Stored data:

-- Start --

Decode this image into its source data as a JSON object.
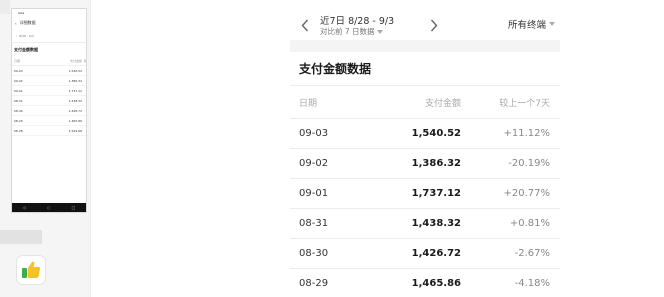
{
  "phone": {
    "title": "详细数据",
    "date_range": "8/28 - 9/3",
    "section": "支付金额数据",
    "columns": [
      "日期",
      "支付金额",
      "较上"
    ],
    "rows": [
      {
        "date": "09-03",
        "amount": "1,540.52",
        "change": "+"
      },
      {
        "date": "09-02",
        "amount": "1,386.32",
        "change": "-"
      },
      {
        "date": "09-01",
        "amount": "1,737.12",
        "change": "+"
      },
      {
        "date": "08-31",
        "amount": "1,438.32",
        "change": "+"
      },
      {
        "date": "08-30",
        "amount": "1,426.72",
        "change": "-"
      },
      {
        "date": "08-29",
        "amount": "1,465.86",
        "change": "-"
      },
      {
        "date": "08-28",
        "amount": "1,529.98",
        "change": "+"
      }
    ]
  },
  "header": {
    "range_label": "近7日 8/28 - 9/3",
    "compare_label": "对比前 7 日数据",
    "terminal_label": "所有终端"
  },
  "section_title": "支付金额数据",
  "table": {
    "columns": {
      "date": "日期",
      "amount": "支付金额",
      "change": "较上一个7天"
    },
    "rows": [
      {
        "date": "09-03",
        "amount": "1,540.52",
        "change": "+11.12%"
      },
      {
        "date": "09-02",
        "amount": "1,386.32",
        "change": "-20.19%"
      },
      {
        "date": "09-01",
        "amount": "1,737.12",
        "change": "+20.77%"
      },
      {
        "date": "08-31",
        "amount": "1,438.32",
        "change": "+0.81%"
      },
      {
        "date": "08-30",
        "amount": "1,426.72",
        "change": "-2.67%"
      },
      {
        "date": "08-29",
        "amount": "1,465.86",
        "change": "-4.18%"
      }
    ]
  },
  "icons": {
    "prev": "chevron-left-icon",
    "next": "chevron-right-icon",
    "dropdown": "caret-down-icon",
    "thumbs": "thumbs-up-icon"
  },
  "colors": {
    "accent_green": "#3fae49",
    "accent_yellow": "#f6c12b",
    "text_muted": "#888888"
  }
}
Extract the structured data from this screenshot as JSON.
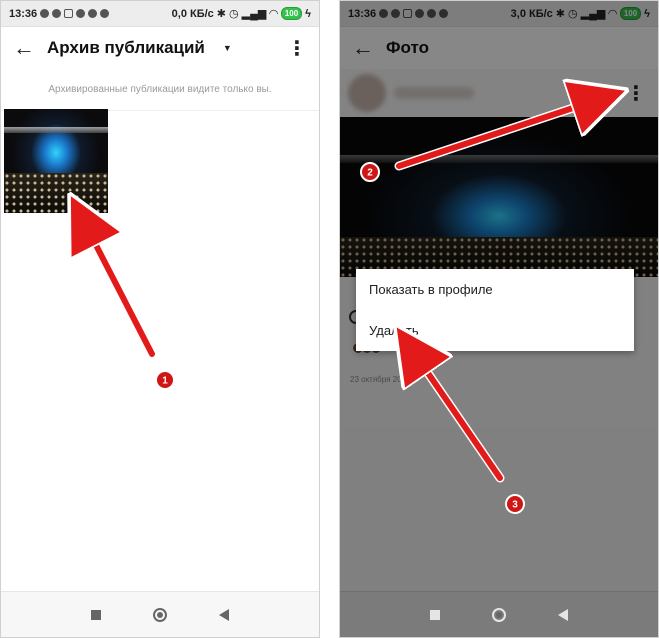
{
  "status_left": {
    "time": "13:36",
    "speed": "0,0 КБ/с",
    "battery": "100"
  },
  "status_right": {
    "time": "13:36",
    "speed": "3,0 КБ/с",
    "battery": "100"
  },
  "archive": {
    "title": "Архив публикаций",
    "hint": "Архивированные публикации видите только вы."
  },
  "photo_screen": {
    "title": "Фото",
    "date": "23 октября 20",
    "menu": [
      "Показать в профиле",
      "Удалить"
    ]
  },
  "steps": [
    "1",
    "2",
    "3"
  ],
  "colors": {
    "arrow": "#e31a1a",
    "menu_bg": "#ffffff",
    "dim": "#000000"
  }
}
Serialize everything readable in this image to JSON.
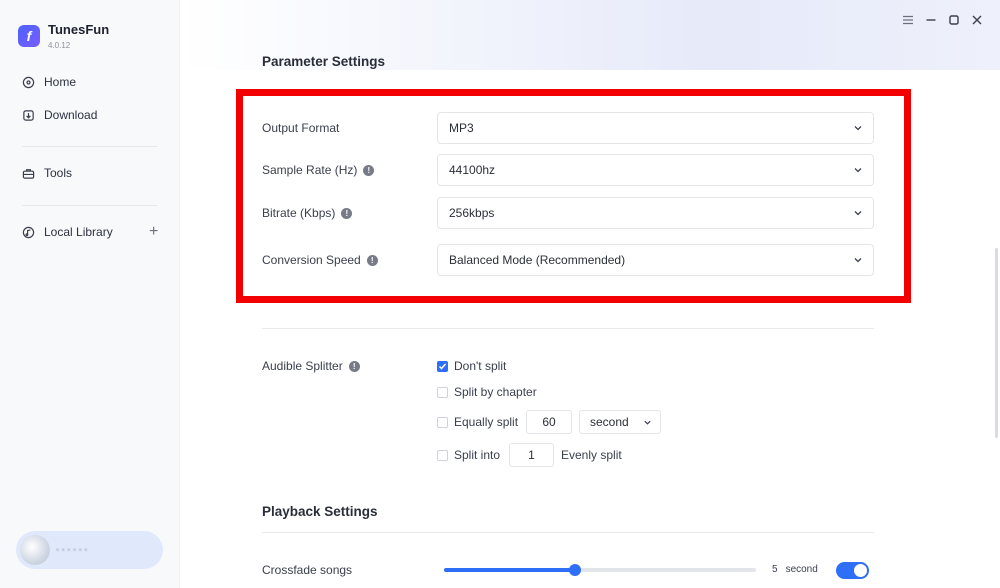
{
  "app": {
    "name": "TunesFun",
    "version": "4.0.12"
  },
  "sidebar": {
    "items": [
      {
        "label": "Home",
        "icon": "home-icon"
      },
      {
        "label": "Download",
        "icon": "download-icon"
      },
      {
        "label": "Tools",
        "icon": "toolbox-icon"
      },
      {
        "label": "Local Library",
        "icon": "music-disc-icon"
      }
    ],
    "user_text": "• • • • • •"
  },
  "parameter_settings": {
    "title": "Parameter Settings",
    "rows": [
      {
        "label": "Output Format",
        "value": "MP3",
        "has_info": false
      },
      {
        "label": "Sample Rate (Hz)",
        "value": "44100hz",
        "has_info": true
      },
      {
        "label": "Bitrate (Kbps)",
        "value": "256kbps",
        "has_info": true
      },
      {
        "label": "Conversion Speed",
        "value": "Balanced Mode (Recommended)",
        "has_info": true
      }
    ]
  },
  "splitter": {
    "label": "Audible Splitter",
    "dont_split": "Don't split",
    "dont_split_checked": true,
    "by_chapter": "Split by chapter",
    "equally": "Equally split",
    "equally_value": "60",
    "equally_unit": "second",
    "into": "Split into",
    "into_value": "1",
    "evenly": "Evenly split"
  },
  "playback": {
    "title": "Playback Settings",
    "crossfade_label": "Crossfade songs",
    "crossfade_value": "5",
    "crossfade_unit": "second",
    "crossfade_fraction": 0.42,
    "crossfade_enabled": true
  },
  "colors": {
    "accent": "#2f6ef6",
    "highlight": "#f20000"
  }
}
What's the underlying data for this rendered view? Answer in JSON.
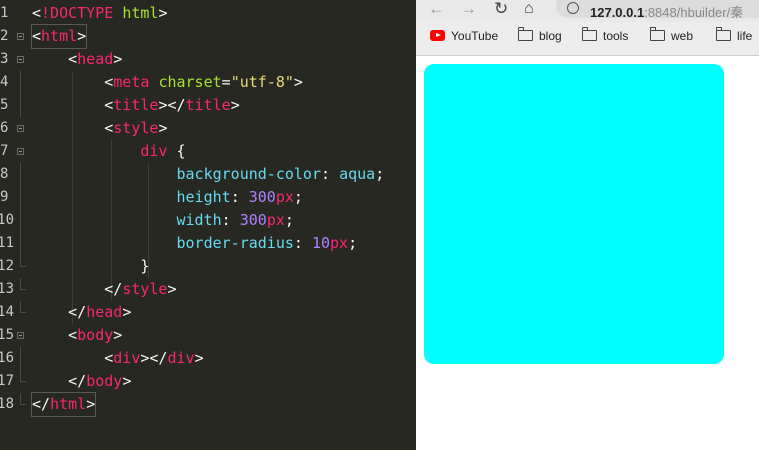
{
  "editor": {
    "lines": [
      {
        "n": "1",
        "tokens": [
          [
            "p",
            "<"
          ],
          [
            "t",
            "!DOCTYPE"
          ],
          [
            "p",
            " "
          ],
          [
            "a",
            "html"
          ],
          [
            "p",
            ">"
          ]
        ]
      },
      {
        "n": "2",
        "tokens": [
          [
            "p",
            "<"
          ],
          [
            "t",
            "html"
          ],
          [
            "p",
            ">"
          ]
        ]
      },
      {
        "n": "3",
        "tokens": [
          [
            "p",
            "    <"
          ],
          [
            "t",
            "head"
          ],
          [
            "p",
            ">"
          ]
        ]
      },
      {
        "n": "4",
        "tokens": [
          [
            "p",
            "        <"
          ],
          [
            "t",
            "meta"
          ],
          [
            "p",
            " "
          ],
          [
            "a",
            "charset"
          ],
          [
            "p",
            "="
          ],
          [
            "s",
            "\"utf-8\""
          ],
          [
            "p",
            ">"
          ]
        ]
      },
      {
        "n": "5",
        "tokens": [
          [
            "p",
            "        <"
          ],
          [
            "t",
            "title"
          ],
          [
            "p",
            "></"
          ],
          [
            "t",
            "title"
          ],
          [
            "p",
            ">"
          ]
        ]
      },
      {
        "n": "6",
        "tokens": [
          [
            "p",
            "        <"
          ],
          [
            "t",
            "style"
          ],
          [
            "p",
            ">"
          ]
        ]
      },
      {
        "n": "7",
        "tokens": [
          [
            "p",
            "            "
          ],
          [
            "t",
            "div"
          ],
          [
            "p",
            " {"
          ]
        ]
      },
      {
        "n": "8",
        "tokens": [
          [
            "p",
            "                "
          ],
          [
            "pr",
            "background-color"
          ],
          [
            "p",
            ": "
          ],
          [
            "pr",
            "aqua"
          ],
          [
            "p",
            ";"
          ]
        ]
      },
      {
        "n": "9",
        "tokens": [
          [
            "p",
            "                "
          ],
          [
            "pr",
            "height"
          ],
          [
            "p",
            ": "
          ],
          [
            "n",
            "300"
          ],
          [
            "u",
            "px"
          ],
          [
            "p",
            ";"
          ]
        ]
      },
      {
        "n": "10",
        "tokens": [
          [
            "p",
            "                "
          ],
          [
            "pr",
            "width"
          ],
          [
            "p",
            ": "
          ],
          [
            "n",
            "300"
          ],
          [
            "u",
            "px"
          ],
          [
            "p",
            ";"
          ]
        ]
      },
      {
        "n": "11",
        "tokens": [
          [
            "p",
            "                "
          ],
          [
            "pr",
            "border-radius"
          ],
          [
            "p",
            ": "
          ],
          [
            "n",
            "10"
          ],
          [
            "u",
            "px"
          ],
          [
            "p",
            ";"
          ]
        ]
      },
      {
        "n": "12",
        "tokens": [
          [
            "p",
            "            }"
          ]
        ]
      },
      {
        "n": "13",
        "tokens": [
          [
            "p",
            "        </"
          ],
          [
            "t",
            "style"
          ],
          [
            "p",
            ">"
          ]
        ]
      },
      {
        "n": "14",
        "tokens": [
          [
            "p",
            "    </"
          ],
          [
            "t",
            "head"
          ],
          [
            "p",
            ">"
          ]
        ]
      },
      {
        "n": "15",
        "tokens": [
          [
            "p",
            "    <"
          ],
          [
            "t",
            "body"
          ],
          [
            "p",
            ">"
          ]
        ]
      },
      {
        "n": "16",
        "tokens": [
          [
            "p",
            "        <"
          ],
          [
            "t",
            "div"
          ],
          [
            "p",
            "></"
          ],
          [
            "t",
            "div"
          ],
          [
            "p",
            ">"
          ]
        ]
      },
      {
        "n": "17",
        "tokens": [
          [
            "p",
            "    </"
          ],
          [
            "t",
            "body"
          ],
          [
            "p",
            ">"
          ]
        ]
      },
      {
        "n": "18",
        "tokens": [
          [
            "p",
            "</"
          ],
          [
            "t",
            "html"
          ],
          [
            "p",
            ">"
          ]
        ]
      }
    ],
    "fold_markers": [
      2,
      3,
      6,
      7,
      15
    ],
    "fold_ends": [
      12,
      13,
      14,
      17,
      18
    ],
    "boxed_lines": [
      2,
      18
    ]
  },
  "browser": {
    "nav": {
      "back_icon": "arrow-left-icon",
      "forward_icon": "arrow-right-icon",
      "reload_icon": "reload-icon",
      "home_icon": "home-icon"
    },
    "url": {
      "host": "127.0.0.1",
      "rest": ":8848/hbuilder/秦"
    },
    "bookmarks": [
      {
        "label": "YouTube",
        "icon": "youtube-icon"
      },
      {
        "label": "blog",
        "icon": "folder-icon"
      },
      {
        "label": "tools",
        "icon": "folder-icon"
      },
      {
        "label": "web",
        "icon": "folder-icon"
      },
      {
        "label": "life",
        "icon": "folder-icon"
      }
    ],
    "render": {
      "background_color": "#00ffff"
    }
  }
}
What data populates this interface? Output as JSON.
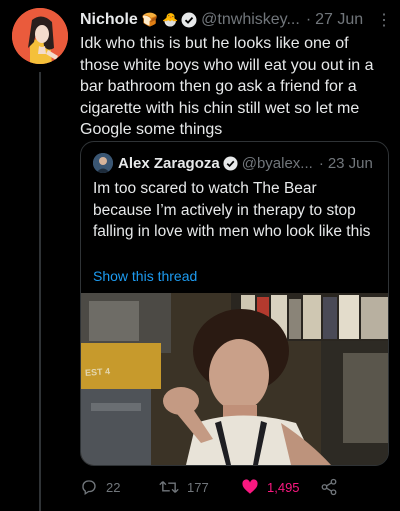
{
  "tweet": {
    "author_name": "Nichole",
    "emojis": [
      "🍞",
      "🐣"
    ],
    "handle": "@tnwhiskey...",
    "separator": "·",
    "date": "27 Jun",
    "more": "⋮",
    "text": "Idk who this is but he looks like one of those white boys who will eat you out in a bar bathroom then go ask a friend for a cigarette with his chin still wet so let me Google some things"
  },
  "quoted": {
    "author_name": "Alex Zaragoza",
    "handle": "@byalex...",
    "separator": "·",
    "date": "23 Jun",
    "text": "Im too scared to watch The Bear because I’m actively in therapy to stop falling in love with men who look like this",
    "show_thread": "Show this thread",
    "image_sign_text": "EST 4"
  },
  "actions": {
    "replies": "22",
    "retweets": "177",
    "likes": "1,495"
  },
  "colors": {
    "background": "#000000",
    "text": "#e7e9ea",
    "muted": "#71767b",
    "link": "#1d9bf0",
    "like": "#f91880",
    "verified": "#1d9bf0"
  }
}
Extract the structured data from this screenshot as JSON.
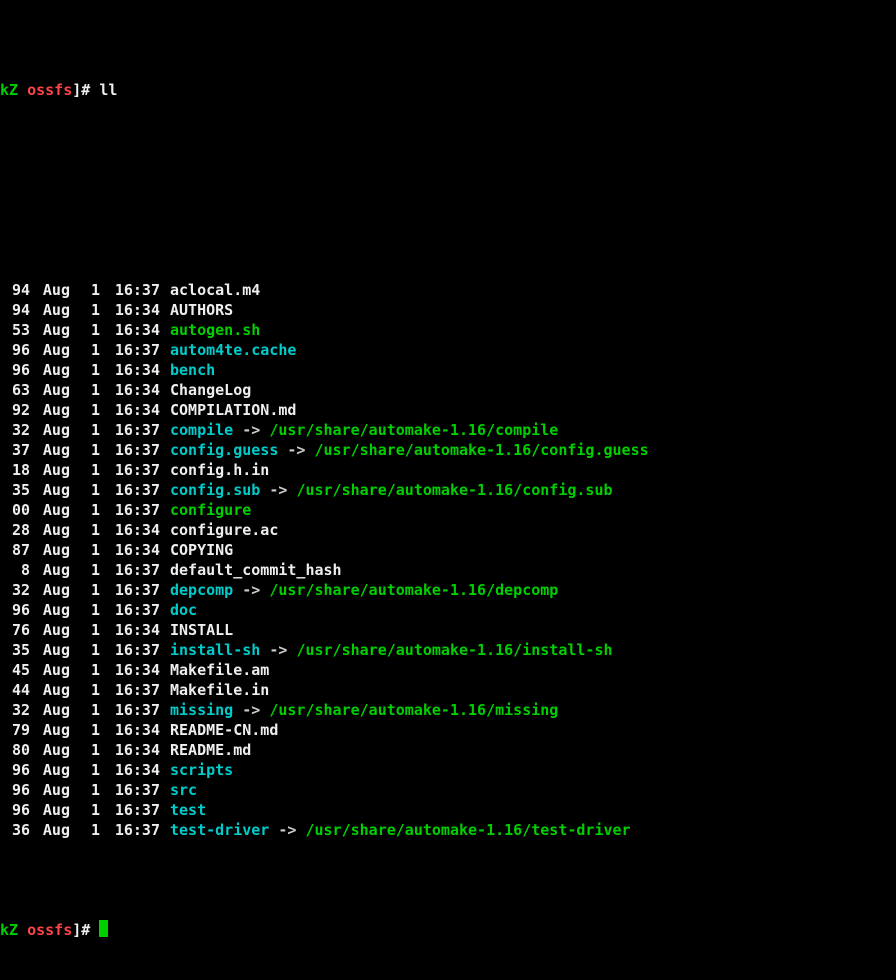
{
  "prompt": {
    "host_prefix": "kZ",
    "cwd": "ossfs",
    "bracket": "]",
    "marker": "#",
    "command": "ll"
  },
  "arrow": "->",
  "entries": [
    {
      "size": "94",
      "month": "Aug",
      "day": "1",
      "time": "16:37",
      "name": "aclocal.m4",
      "type": "file"
    },
    {
      "size": "94",
      "month": "Aug",
      "day": "1",
      "time": "16:34",
      "name": "AUTHORS",
      "type": "file"
    },
    {
      "size": "53",
      "month": "Aug",
      "day": "1",
      "time": "16:34",
      "name": "autogen.sh",
      "type": "exec"
    },
    {
      "size": "96",
      "month": "Aug",
      "day": "1",
      "time": "16:37",
      "name": "autom4te.cache",
      "type": "dir"
    },
    {
      "size": "96",
      "month": "Aug",
      "day": "1",
      "time": "16:34",
      "name": "bench",
      "type": "dir"
    },
    {
      "size": "63",
      "month": "Aug",
      "day": "1",
      "time": "16:34",
      "name": "ChangeLog",
      "type": "file"
    },
    {
      "size": "92",
      "month": "Aug",
      "day": "1",
      "time": "16:34",
      "name": "COMPILATION.md",
      "type": "file"
    },
    {
      "size": "32",
      "month": "Aug",
      "day": "1",
      "time": "16:37",
      "name": "compile",
      "type": "link",
      "target": "/usr/share/automake-1.16/compile"
    },
    {
      "size": "37",
      "month": "Aug",
      "day": "1",
      "time": "16:37",
      "name": "config.guess",
      "type": "link",
      "target": "/usr/share/automake-1.16/config.guess"
    },
    {
      "size": "18",
      "month": "Aug",
      "day": "1",
      "time": "16:37",
      "name": "config.h.in",
      "type": "file"
    },
    {
      "size": "35",
      "month": "Aug",
      "day": "1",
      "time": "16:37",
      "name": "config.sub",
      "type": "link",
      "target": "/usr/share/automake-1.16/config.sub"
    },
    {
      "size": "00",
      "month": "Aug",
      "day": "1",
      "time": "16:37",
      "name": "configure",
      "type": "exec"
    },
    {
      "size": "28",
      "month": "Aug",
      "day": "1",
      "time": "16:34",
      "name": "configure.ac",
      "type": "file"
    },
    {
      "size": "87",
      "month": "Aug",
      "day": "1",
      "time": "16:34",
      "name": "COPYING",
      "type": "file"
    },
    {
      "size": "8",
      "month": "Aug",
      "day": "1",
      "time": "16:37",
      "name": "default_commit_hash",
      "type": "file"
    },
    {
      "size": "32",
      "month": "Aug",
      "day": "1",
      "time": "16:37",
      "name": "depcomp",
      "type": "link",
      "target": "/usr/share/automake-1.16/depcomp"
    },
    {
      "size": "96",
      "month": "Aug",
      "day": "1",
      "time": "16:37",
      "name": "doc",
      "type": "dir"
    },
    {
      "size": "76",
      "month": "Aug",
      "day": "1",
      "time": "16:34",
      "name": "INSTALL",
      "type": "file"
    },
    {
      "size": "35",
      "month": "Aug",
      "day": "1",
      "time": "16:37",
      "name": "install-sh",
      "type": "link",
      "target": "/usr/share/automake-1.16/install-sh"
    },
    {
      "size": "45",
      "month": "Aug",
      "day": "1",
      "time": "16:34",
      "name": "Makefile.am",
      "type": "file"
    },
    {
      "size": "44",
      "month": "Aug",
      "day": "1",
      "time": "16:37",
      "name": "Makefile.in",
      "type": "file"
    },
    {
      "size": "32",
      "month": "Aug",
      "day": "1",
      "time": "16:37",
      "name": "missing",
      "type": "link",
      "target": "/usr/share/automake-1.16/missing"
    },
    {
      "size": "79",
      "month": "Aug",
      "day": "1",
      "time": "16:34",
      "name": "README-CN.md",
      "type": "file"
    },
    {
      "size": "80",
      "month": "Aug",
      "day": "1",
      "time": "16:34",
      "name": "README.md",
      "type": "file"
    },
    {
      "size": "96",
      "month": "Aug",
      "day": "1",
      "time": "16:34",
      "name": "scripts",
      "type": "dir"
    },
    {
      "size": "96",
      "month": "Aug",
      "day": "1",
      "time": "16:37",
      "name": "src",
      "type": "dir"
    },
    {
      "size": "96",
      "month": "Aug",
      "day": "1",
      "time": "16:37",
      "name": "test",
      "type": "dir"
    },
    {
      "size": "36",
      "month": "Aug",
      "day": "1",
      "time": "16:37",
      "name": "test-driver",
      "type": "link",
      "target": "/usr/share/automake-1.16/test-driver"
    }
  ]
}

-- End --

_Exercise goal_:
Copy each line of the preceding data that contains the string "target".

_Answer below_:
      "target": "/usr/share/automake-1.16/compile"
      "target": "/usr/share/automake-1.16/config.guess"
      "target": "/usr/share/automake-1.16/config.sub"
      "target": "/usr/share/automake-1.16/depcomp"
      "target": "/usr/share/automake-1.16/install-sh"
      "target": "/usr/share/automake-1.16/missing"
      "target": "/usr/share/automake-1.16/test-driver"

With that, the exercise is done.